:: YOUR GOAL ::
Each line that holds the word "features" should be returned.

:: DATA SUPPLIED ::
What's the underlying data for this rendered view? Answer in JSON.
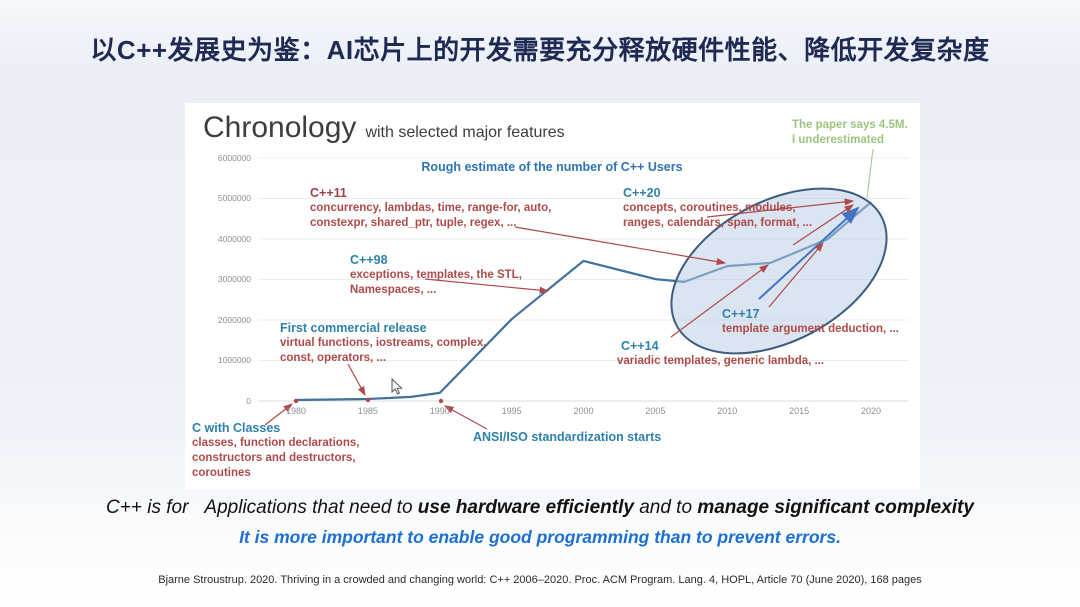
{
  "slide": {
    "title": "以C++发展史为鉴：AI芯片上的开发需要充分释放硬件性能、降低开发复杂度"
  },
  "chart": {
    "title": "Chronology",
    "title_suffix": "with selected major features",
    "subtitle": "Rough estimate of the number of C++ Users",
    "note_line1": "The paper says 4.5M.",
    "note_line2": "I underestimated",
    "annotations": {
      "cwc": {
        "label": "C with Classes",
        "line1": "classes, function declarations,",
        "line2": "constructors and destructors,",
        "line3": "coroutines"
      },
      "first": {
        "label": "First commercial release",
        "line1": "virtual functions, iostreams, complex,",
        "line2": "const, operators, ..."
      },
      "ansi": {
        "label": "ANSI/ISO standardization starts"
      },
      "cpp98": {
        "label": "C++98",
        "line1": "exceptions, templates, the STL,",
        "line2": "Namespaces, ..."
      },
      "cpp11": {
        "label": "C++11",
        "line1": "concurrency, lambdas, time, range-for, auto,",
        "line2": "constexpr, shared_ptr, tuple, regex, ..."
      },
      "cpp14": {
        "label": "C++14",
        "line1": "variadic templates, generic lambda, ..."
      },
      "cpp17": {
        "label": "C++17",
        "line1": "template argument deduction, ..."
      },
      "cpp20": {
        "label": "C++20",
        "line1": "concepts, coroutines, modules,",
        "line2": "ranges, calendars, span, format, ..."
      }
    }
  },
  "chart_data": {
    "type": "line",
    "title": "Chronology with selected major features",
    "subtitle": "Rough estimate of the number of C++ Users",
    "x": [
      1980,
      1985,
      1988,
      1990,
      1995,
      2000,
      2005,
      2007,
      2010,
      2013,
      2017,
      2020
    ],
    "y": [
      25000,
      50000,
      100000,
      200000,
      2020000,
      3460000,
      3010000,
      2940000,
      3330000,
      3410000,
      4000000,
      4910000
    ],
    "x_ticks": [
      1980,
      1985,
      1990,
      1995,
      2000,
      2005,
      2010,
      2015,
      2020
    ],
    "y_ticks": [
      0,
      1000000,
      2000000,
      3000000,
      4000000,
      5000000,
      6000000
    ],
    "xlim": [
      1980,
      2020
    ],
    "ylim": [
      0,
      6000000
    ],
    "grid": true,
    "legend": "none",
    "line_color": "#41719c",
    "annotations": [
      {
        "label": "C with Classes",
        "x": 1980,
        "y": 0
      },
      {
        "label": "First commercial release",
        "x": 1985,
        "y": 0
      },
      {
        "label": "ANSI/ISO standardization starts",
        "x": 1990,
        "y": 0
      },
      {
        "label": "C++98",
        "x": 1998,
        "y": 2650000
      },
      {
        "label": "C++11",
        "x": 2010,
        "y": 3330000
      },
      {
        "label": "C++14",
        "x": 2013,
        "y": 3410000
      },
      {
        "label": "C++17",
        "x": 2017,
        "y": 4000000
      },
      {
        "label": "C++20",
        "x": 2020,
        "y": 4910000
      },
      {
        "label": "The paper says 4.5M. I underestimated",
        "x": 2020,
        "y": 4910000
      }
    ]
  },
  "footer": {
    "lead": "C++ is for",
    "seg1": "Applications that need to ",
    "seg2": "use hardware efficiently",
    "seg3": " and to ",
    "seg4": "manage significant complexity",
    "line2": "It is more important to enable good programming than to prevent errors.",
    "citation": "Bjarne Stroustrup. 2020. Thriving in a crowded and changing world: C++ 2006–2020. Proc. ACM Program. Lang. 4, HOPL, Article 70 (June 2020), 168 pages"
  },
  "colors": {
    "slide_title": "#1e2a52",
    "chart_line": "#41719c",
    "annotation_red": "#ae4a49",
    "annotation_blue": "#2e81ac",
    "note_green": "#9cc47e",
    "footer_blue": "#1d6fd1",
    "ellipse_fill": "#b8cce4",
    "ellipse_stroke": "#3e5c7e"
  }
}
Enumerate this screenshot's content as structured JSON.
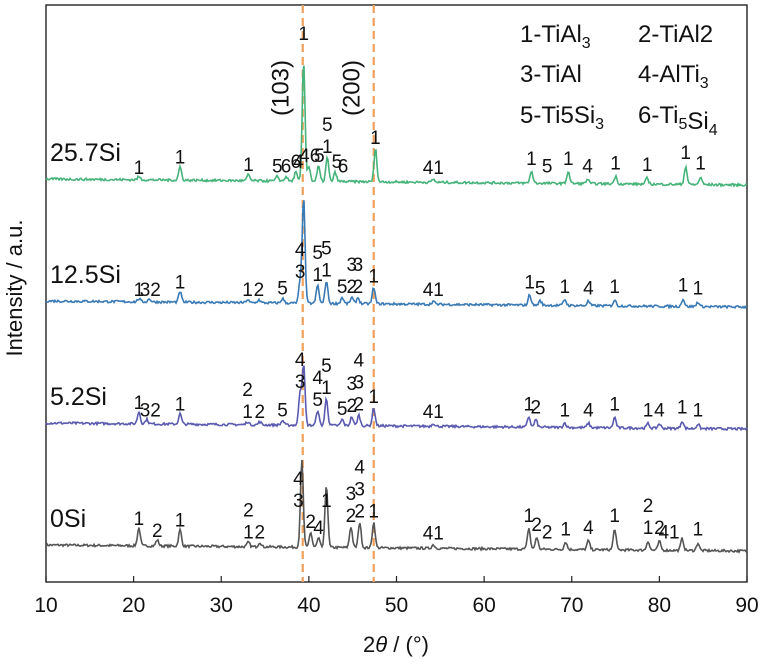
{
  "chart_data": {
    "type": "line",
    "xlabel": "2θ / (°)",
    "ylabel": "Intensity / a.u.",
    "xlim": [
      10,
      90
    ],
    "xticks": [
      10,
      20,
      30,
      40,
      50,
      60,
      70,
      80,
      90
    ],
    "grid": false,
    "legend_position": "top-right",
    "legend": [
      {
        "id": "1",
        "phase": "TiAl3",
        "label": "1-TiAl3"
      },
      {
        "id": "2",
        "phase": "TiAl2",
        "label": "2-TiAl2"
      },
      {
        "id": "3",
        "phase": "TiAl",
        "label": "3-TiAl"
      },
      {
        "id": "4",
        "phase": "AlTi3",
        "label": "4-AlTi3"
      },
      {
        "id": "5",
        "phase": "Ti5Si3",
        "label": "5-Ti5Si3"
      },
      {
        "id": "6",
        "phase": "Ti5Si4",
        "label": "6-Ti5Si4"
      }
    ],
    "reference_lines": [
      {
        "x": 39.3,
        "label": "(103)",
        "color": "#f0a05a"
      },
      {
        "x": 47.4,
        "label": "(200)",
        "color": "#f0a05a"
      }
    ],
    "series": [
      {
        "name": "0Si",
        "color": "#555555",
        "offset": 0.0,
        "peaks": [
          [
            20.6,
            0.6
          ],
          [
            22.7,
            0.2
          ],
          [
            25.3,
            0.55
          ],
          [
            33.1,
            0.15
          ],
          [
            34.4,
            0.15
          ],
          [
            39.2,
            2.9
          ],
          [
            40.2,
            0.5
          ],
          [
            41.1,
            0.3
          ],
          [
            42.0,
            2.1
          ],
          [
            44.8,
            0.7
          ],
          [
            45.8,
            0.85
          ],
          [
            47.4,
            0.85
          ],
          [
            54.2,
            0.12
          ],
          [
            65.1,
            0.7
          ],
          [
            66.0,
            0.4
          ],
          [
            69.3,
            0.25
          ],
          [
            71.9,
            0.3
          ],
          [
            74.9,
            0.7
          ],
          [
            78.7,
            0.3
          ],
          [
            80.0,
            0.3
          ],
          [
            82.6,
            0.4
          ],
          [
            84.4,
            0.25
          ]
        ],
        "labels": [
          [
            20.6,
            "1"
          ],
          [
            22.7,
            "2"
          ],
          [
            25.3,
            "1"
          ],
          [
            33.1,
            "2"
          ],
          [
            33.1,
            "1"
          ],
          [
            34.4,
            "2"
          ],
          [
            38.8,
            "4"
          ],
          [
            38.8,
            "3"
          ],
          [
            40.2,
            "2"
          ],
          [
            41.1,
            "4"
          ],
          [
            42.0,
            "1"
          ],
          [
            44.8,
            "3"
          ],
          [
            44.8,
            "2"
          ],
          [
            45.8,
            "4"
          ],
          [
            45.8,
            "3"
          ],
          [
            45.8,
            "2"
          ],
          [
            47.4,
            "1"
          ],
          [
            54.2,
            "41"
          ],
          [
            65.1,
            "1"
          ],
          [
            66.0,
            "2"
          ],
          [
            67.2,
            "2"
          ],
          [
            69.3,
            "1"
          ],
          [
            71.9,
            "4"
          ],
          [
            74.9,
            "1"
          ],
          [
            78.7,
            "2"
          ],
          [
            78.7,
            "1"
          ],
          [
            80.0,
            "2"
          ],
          [
            81.1,
            "41"
          ],
          [
            84.4,
            "1"
          ]
        ]
      },
      {
        "name": "5.2Si",
        "color": "#5a5ab0",
        "offset": 1.0,
        "peaks": [
          [
            20.6,
            0.4
          ],
          [
            21.5,
            0.15
          ],
          [
            25.3,
            0.35
          ],
          [
            33.0,
            0.1
          ],
          [
            34.4,
            0.1
          ],
          [
            37.0,
            0.15
          ],
          [
            39.0,
            1.1
          ],
          [
            39.4,
            2.0
          ],
          [
            41.0,
            0.5
          ],
          [
            42.0,
            0.9
          ],
          [
            43.8,
            0.2
          ],
          [
            44.9,
            0.3
          ],
          [
            45.7,
            0.35
          ],
          [
            47.4,
            0.6
          ],
          [
            54.2,
            0.1
          ],
          [
            65.1,
            0.35
          ],
          [
            65.9,
            0.25
          ],
          [
            69.2,
            0.15
          ],
          [
            71.9,
            0.15
          ],
          [
            74.9,
            0.35
          ],
          [
            78.7,
            0.15
          ],
          [
            80.0,
            0.15
          ],
          [
            82.6,
            0.25
          ],
          [
            84.4,
            0.15
          ]
        ],
        "labels": [
          [
            20.6,
            "1"
          ],
          [
            21.9,
            "32"
          ],
          [
            25.3,
            "1"
          ],
          [
            33.0,
            "2"
          ],
          [
            33.0,
            "1"
          ],
          [
            34.4,
            "2"
          ],
          [
            37.0,
            "5"
          ],
          [
            39.0,
            "4"
          ],
          [
            39.0,
            "3"
          ],
          [
            41.0,
            "4"
          ],
          [
            41.0,
            "5"
          ],
          [
            42.0,
            "5"
          ],
          [
            42.0,
            "1"
          ],
          [
            43.8,
            "5"
          ],
          [
            44.9,
            "3"
          ],
          [
            44.9,
            "2"
          ],
          [
            45.7,
            "4"
          ],
          [
            45.7,
            "3"
          ],
          [
            45.7,
            "2"
          ],
          [
            47.4,
            "1"
          ],
          [
            54.2,
            "41"
          ],
          [
            65.1,
            "1"
          ],
          [
            65.9,
            "2"
          ],
          [
            69.2,
            "1"
          ],
          [
            71.9,
            "4"
          ],
          [
            74.9,
            "1"
          ],
          [
            78.7,
            "1"
          ],
          [
            80.0,
            "4"
          ],
          [
            82.6,
            "1"
          ],
          [
            84.4,
            "1"
          ]
        ]
      },
      {
        "name": "12.5Si",
        "color": "#3a7ab5",
        "offset": 2.0,
        "peaks": [
          [
            20.6,
            0.1
          ],
          [
            21.8,
            0.1
          ],
          [
            25.3,
            0.35
          ],
          [
            33.0,
            0.1
          ],
          [
            34.3,
            0.1
          ],
          [
            37.0,
            0.15
          ],
          [
            39.0,
            0.7
          ],
          [
            39.4,
            3.5
          ],
          [
            41.0,
            0.6
          ],
          [
            42.0,
            0.75
          ],
          [
            43.8,
            0.2
          ],
          [
            44.9,
            0.2
          ],
          [
            45.6,
            0.2
          ],
          [
            47.4,
            0.55
          ],
          [
            54.2,
            0.1
          ],
          [
            65.2,
            0.35
          ],
          [
            66.4,
            0.15
          ],
          [
            69.2,
            0.2
          ],
          [
            71.9,
            0.15
          ],
          [
            74.9,
            0.2
          ],
          [
            82.7,
            0.25
          ],
          [
            84.4,
            0.15
          ]
        ],
        "labels": [
          [
            20.6,
            "1"
          ],
          [
            21.9,
            "32"
          ],
          [
            25.3,
            "1"
          ],
          [
            33.0,
            "1"
          ],
          [
            34.3,
            "2"
          ],
          [
            37.0,
            "5"
          ],
          [
            39.0,
            "4"
          ],
          [
            39.0,
            "3"
          ],
          [
            41.0,
            "5"
          ],
          [
            41.0,
            "1"
          ],
          [
            42.0,
            "5"
          ],
          [
            42.0,
            "1"
          ],
          [
            43.8,
            "5"
          ],
          [
            44.9,
            "3"
          ],
          [
            44.9,
            "2"
          ],
          [
            45.6,
            "3"
          ],
          [
            45.6,
            "2"
          ],
          [
            47.4,
            "1"
          ],
          [
            54.2,
            "41"
          ],
          [
            65.2,
            "1"
          ],
          [
            66.4,
            "5"
          ],
          [
            69.2,
            "1"
          ],
          [
            71.9,
            "4"
          ],
          [
            74.9,
            "1"
          ],
          [
            82.7,
            "1"
          ],
          [
            84.4,
            "1"
          ]
        ]
      },
      {
        "name": "25.7Si",
        "color": "#46b37a",
        "offset": 3.0,
        "peaks": [
          [
            20.6,
            0.1
          ],
          [
            25.3,
            0.45
          ],
          [
            33.1,
            0.2
          ],
          [
            36.4,
            0.15
          ],
          [
            37.4,
            0.15
          ],
          [
            38.5,
            0.3
          ],
          [
            39.4,
            4.0
          ],
          [
            40.0,
            0.5
          ],
          [
            41.1,
            0.5
          ],
          [
            42.1,
            0.8
          ],
          [
            43.0,
            0.3
          ],
          [
            47.6,
            1.1
          ],
          [
            54.2,
            0.1
          ],
          [
            65.4,
            0.4
          ],
          [
            69.6,
            0.4
          ],
          [
            71.8,
            0.15
          ],
          [
            75.0,
            0.25
          ],
          [
            78.6,
            0.2
          ],
          [
            83.0,
            0.6
          ],
          [
            84.7,
            0.25
          ]
        ],
        "labels": [
          [
            20.6,
            "1"
          ],
          [
            25.3,
            "1"
          ],
          [
            33.1,
            "1"
          ],
          [
            36.4,
            "5"
          ],
          [
            37.4,
            "6"
          ],
          [
            38.5,
            "6"
          ],
          [
            38.8,
            "4"
          ],
          [
            40.1,
            "46"
          ],
          [
            41.2,
            "5"
          ],
          [
            42.1,
            "5"
          ],
          [
            42.1,
            "1"
          ],
          [
            43.2,
            "5"
          ],
          [
            43.9,
            "6"
          ],
          [
            47.6,
            "1"
          ],
          [
            54.2,
            "41"
          ],
          [
            65.4,
            "1"
          ],
          [
            67.2,
            "5"
          ],
          [
            69.6,
            "1"
          ],
          [
            71.8,
            "4"
          ],
          [
            75.0,
            "1"
          ],
          [
            78.6,
            "1"
          ],
          [
            83.0,
            "1"
          ],
          [
            84.7,
            "1"
          ]
        ]
      }
    ],
    "top_peak_label": [
      39.4,
      "1"
    ]
  }
}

:: COMPLETED TASK ::
    "title_suffix": "with selected major features",
    "title": "Chronology with selected major features",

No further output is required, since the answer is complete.